## [What you need to do]
Pull every line of the entries that has the word "DISSE".

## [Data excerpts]
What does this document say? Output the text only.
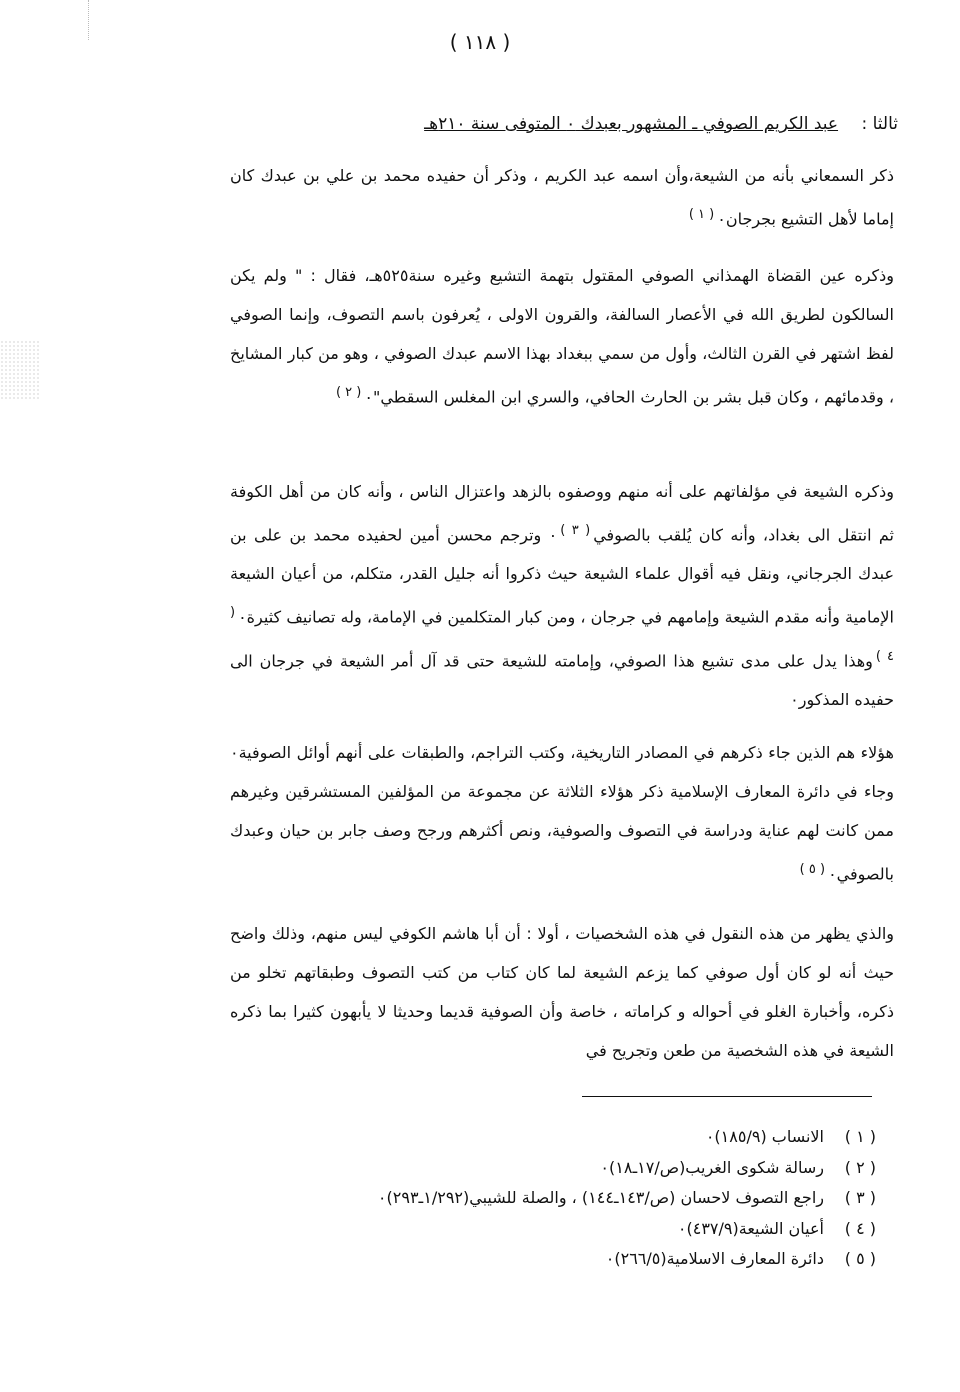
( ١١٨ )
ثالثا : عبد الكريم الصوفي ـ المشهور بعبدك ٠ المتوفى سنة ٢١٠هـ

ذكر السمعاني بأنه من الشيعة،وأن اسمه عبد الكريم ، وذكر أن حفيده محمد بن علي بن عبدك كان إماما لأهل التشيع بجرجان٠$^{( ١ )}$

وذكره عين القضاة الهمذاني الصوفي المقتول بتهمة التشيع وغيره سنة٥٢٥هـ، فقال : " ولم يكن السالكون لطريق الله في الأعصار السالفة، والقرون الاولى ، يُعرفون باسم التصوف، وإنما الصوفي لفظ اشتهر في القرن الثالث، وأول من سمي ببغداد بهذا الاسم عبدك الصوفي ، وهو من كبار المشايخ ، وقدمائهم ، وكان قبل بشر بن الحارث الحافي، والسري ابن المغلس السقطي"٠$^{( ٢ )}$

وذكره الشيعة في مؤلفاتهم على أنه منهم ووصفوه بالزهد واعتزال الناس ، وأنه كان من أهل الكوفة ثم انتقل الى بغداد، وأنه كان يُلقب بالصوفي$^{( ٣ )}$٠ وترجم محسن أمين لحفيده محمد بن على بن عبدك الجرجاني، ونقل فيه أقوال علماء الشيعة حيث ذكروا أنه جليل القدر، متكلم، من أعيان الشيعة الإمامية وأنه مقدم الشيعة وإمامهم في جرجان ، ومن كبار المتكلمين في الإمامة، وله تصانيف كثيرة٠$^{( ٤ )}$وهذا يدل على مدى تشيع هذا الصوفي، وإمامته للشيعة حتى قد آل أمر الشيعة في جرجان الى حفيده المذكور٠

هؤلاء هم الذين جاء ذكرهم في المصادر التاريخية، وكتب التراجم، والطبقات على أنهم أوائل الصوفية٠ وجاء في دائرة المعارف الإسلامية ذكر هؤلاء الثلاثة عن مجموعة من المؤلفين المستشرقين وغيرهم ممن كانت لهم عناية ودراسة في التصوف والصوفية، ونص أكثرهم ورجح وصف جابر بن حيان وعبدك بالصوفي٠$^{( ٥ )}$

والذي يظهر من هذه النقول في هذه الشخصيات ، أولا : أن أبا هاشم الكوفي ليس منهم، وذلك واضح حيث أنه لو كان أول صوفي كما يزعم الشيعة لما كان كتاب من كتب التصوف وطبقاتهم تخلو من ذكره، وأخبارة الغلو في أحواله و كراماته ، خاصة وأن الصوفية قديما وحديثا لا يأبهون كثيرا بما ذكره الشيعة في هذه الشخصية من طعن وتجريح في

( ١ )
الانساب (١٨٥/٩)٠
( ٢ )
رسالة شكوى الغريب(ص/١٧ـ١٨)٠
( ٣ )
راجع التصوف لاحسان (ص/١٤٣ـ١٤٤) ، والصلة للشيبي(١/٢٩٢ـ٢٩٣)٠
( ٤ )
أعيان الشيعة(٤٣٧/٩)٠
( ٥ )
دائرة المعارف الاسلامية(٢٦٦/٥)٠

...

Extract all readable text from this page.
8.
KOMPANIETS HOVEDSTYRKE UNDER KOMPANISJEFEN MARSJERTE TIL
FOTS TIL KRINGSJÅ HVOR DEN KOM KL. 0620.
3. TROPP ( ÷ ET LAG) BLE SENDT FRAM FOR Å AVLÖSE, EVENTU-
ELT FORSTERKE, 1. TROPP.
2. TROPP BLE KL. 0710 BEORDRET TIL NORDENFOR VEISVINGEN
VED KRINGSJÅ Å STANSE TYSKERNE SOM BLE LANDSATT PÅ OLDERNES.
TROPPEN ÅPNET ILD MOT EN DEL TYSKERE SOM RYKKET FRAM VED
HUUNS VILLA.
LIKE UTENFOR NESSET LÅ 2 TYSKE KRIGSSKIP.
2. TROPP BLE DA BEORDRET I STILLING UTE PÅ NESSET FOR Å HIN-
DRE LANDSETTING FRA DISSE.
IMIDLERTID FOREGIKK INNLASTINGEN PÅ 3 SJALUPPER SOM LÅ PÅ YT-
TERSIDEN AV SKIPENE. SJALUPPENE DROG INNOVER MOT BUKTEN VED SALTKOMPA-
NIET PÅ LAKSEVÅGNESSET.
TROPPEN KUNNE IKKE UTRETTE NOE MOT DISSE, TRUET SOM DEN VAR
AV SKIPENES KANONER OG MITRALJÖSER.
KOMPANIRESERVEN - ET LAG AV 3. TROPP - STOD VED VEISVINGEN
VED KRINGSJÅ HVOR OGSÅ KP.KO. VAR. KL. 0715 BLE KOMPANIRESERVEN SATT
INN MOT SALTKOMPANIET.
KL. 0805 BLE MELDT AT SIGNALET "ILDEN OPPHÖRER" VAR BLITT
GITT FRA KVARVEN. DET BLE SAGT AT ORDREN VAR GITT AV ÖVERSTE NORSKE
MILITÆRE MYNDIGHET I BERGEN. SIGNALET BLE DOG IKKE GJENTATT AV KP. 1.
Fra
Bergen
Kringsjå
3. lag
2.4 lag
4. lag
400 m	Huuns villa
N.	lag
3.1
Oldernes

## [Response for this exercise]
DRE LANDSETTING FRA DISSE.
TROPPEN KUNNE IKKE UTRETTE NOE MOT DISSE, TRUET SOM DEN VAR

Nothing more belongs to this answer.